• _YOUR TASK_: Give only the number of lines that include the string "Miljøstyrelsen".

* BEGIN DATA FOR THE TASK *

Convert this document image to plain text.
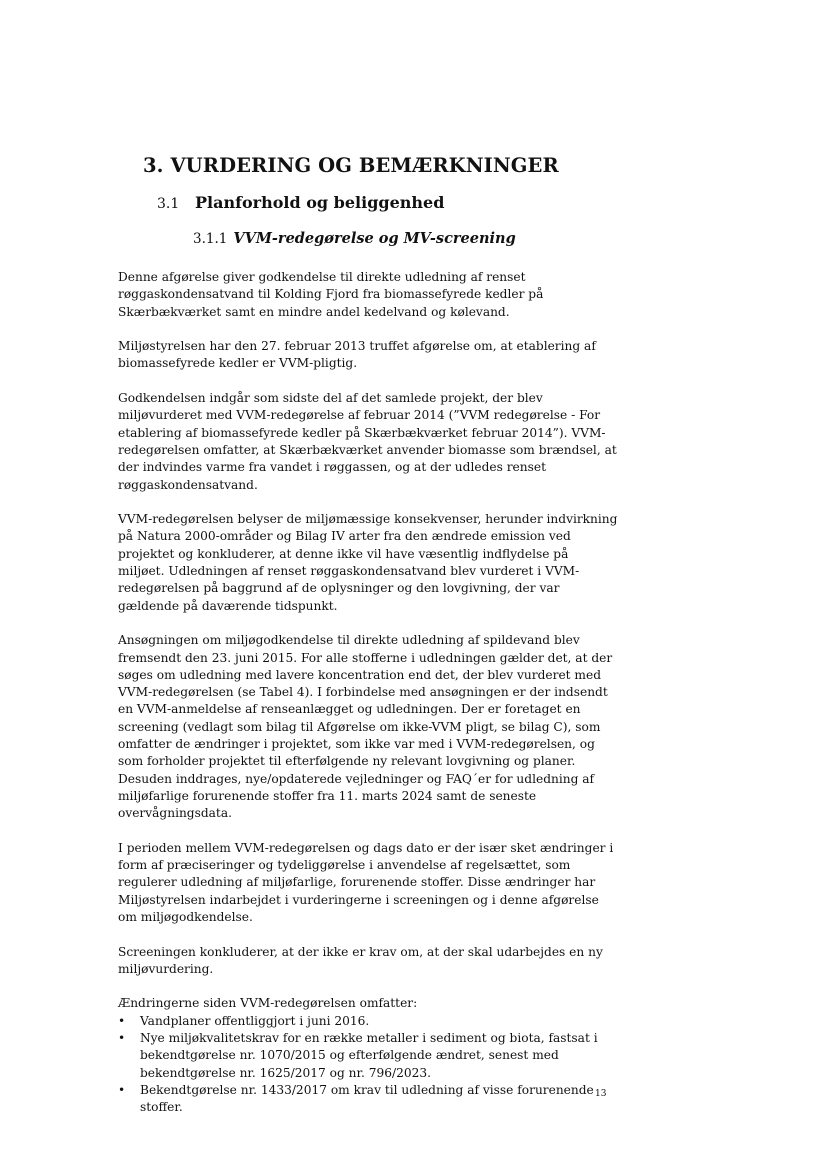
3. VURDERING OG BEMÆRKNINGER
3.1 Planforhold og beliggenhed
3.1.1 VVM-redegørelse og MV-screening

Denne afgørelse giver godkendelse til direkte udledning af renset røggaskondensatvand til Kolding Fjord fra biomassefyrede kedler på Skærbækværket samt en mindre andel kedelvand og kølevand.

Miljøstyrelsen har den 27. februar 2013 truffet afgørelse om, at etablering af biomassefyrede kedler er VVM-pligtig.

Godkendelsen indgår som sidste del af det samlede projekt, der blev miljøvurderet med VVM-redegørelse af februar 2014 (”VVM redegørelse - For etablering af biomassefyrede kedler på Skærbækværket februar 2014”). VVM-redegørelsen omfatter, at Skærbækværket anvender biomasse som brændsel, at der indvindes varme fra vandet i røggassen, og at der udledes renset røggaskondensatvand.

VVM-redegørelsen belyser de miljømæssige konsekvenser, herunder indvirkning på Natura 2000-områder og Bilag IV arter fra den ændrede emission ved projektet og konkluderer, at denne ikke vil have væsentlig indflydelse på miljøet. Udledningen af renset røggaskondensatvand blev vurderet i VVM-redegørelsen på baggrund af de oplysninger og den lovgivning, der var gældende på daværende tidspunkt.

Ansøgningen om miljøgodkendelse til direkte udledning af spildevand blev fremsendt den 23. juni 2015. For alle stofferne i udledningen gælder det, at der søges om udledning med lavere koncentration end det, der blev vurderet med VVM-redegørelsen (se Tabel 4). I forbindelse med ansøgningen er der indsendt en VVM-anmeldelse af renseanlægget og udledningen. Der er foretaget en screening (vedlagt som bilag til Afgørelse om ikke-VVM pligt, se bilag C), som omfatter de ændringer i projektet, som ikke var med i VVM-redegørelsen, og som forholder projektet til efterfølgende ny relevant lovgivning og planer. Desuden inddrages, nye/opdaterede vejledninger og FAQ´er for udledning af miljøfarlige forurenende stoffer fra 11. marts 2024 samt de seneste overvågningsdata.

I perioden mellem VVM-redegørelsen og dags dato er der især sket ændringer i form af præciseringer og tydeliggørelse i anvendelse af regelsættet, som regulerer udledning af miljøfarlige, forurenende stoffer. Disse ændringer har Miljøstyrelsen indarbejdet i vurderingerne i screeningen og i denne afgørelse om miljøgodkendelse.

Screeningen konkluderer, at der ikke er krav om, at der skal udarbejdes en ny miljøvurdering.

Ændringerne siden VVM-redegørelsen omfatter:
• Vandplaner offentliggjort i juni 2016.
• Nye miljøkvalitetskrav for en række metaller i sediment og biota, fastsat i bekendtgørelse nr. 1070/2015 og efterfølgende ændret, senest med bekendtgørelse nr. 1625/2017 og nr. 796/2023.
• Bekendtgørelse nr. 1433/2017 om krav til udledning af visse forurenende stoffer.
13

* END DATA FOR THE TASK *

• _THE RESULT_: 2